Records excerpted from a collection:
- - - - -

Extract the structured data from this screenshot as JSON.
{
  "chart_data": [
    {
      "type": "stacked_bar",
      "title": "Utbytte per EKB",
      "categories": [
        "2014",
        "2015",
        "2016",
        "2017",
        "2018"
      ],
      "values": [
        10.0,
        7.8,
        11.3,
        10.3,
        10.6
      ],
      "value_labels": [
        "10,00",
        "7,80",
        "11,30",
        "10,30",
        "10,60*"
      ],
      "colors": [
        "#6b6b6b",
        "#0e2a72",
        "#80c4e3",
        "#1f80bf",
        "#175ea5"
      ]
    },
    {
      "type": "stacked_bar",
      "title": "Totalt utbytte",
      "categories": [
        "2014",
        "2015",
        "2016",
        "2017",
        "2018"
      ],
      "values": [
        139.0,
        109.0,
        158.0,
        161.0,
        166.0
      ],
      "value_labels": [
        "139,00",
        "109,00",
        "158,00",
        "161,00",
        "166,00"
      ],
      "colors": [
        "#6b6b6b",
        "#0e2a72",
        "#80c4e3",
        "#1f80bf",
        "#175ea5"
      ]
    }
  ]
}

- - - - -

* [Set task]:
Copy, from the material above, each line in which the string "title" occurs.

* [Result of the exercise]:
      "title": "Utbytte per EKB",
      "title": "Totalt utbytte",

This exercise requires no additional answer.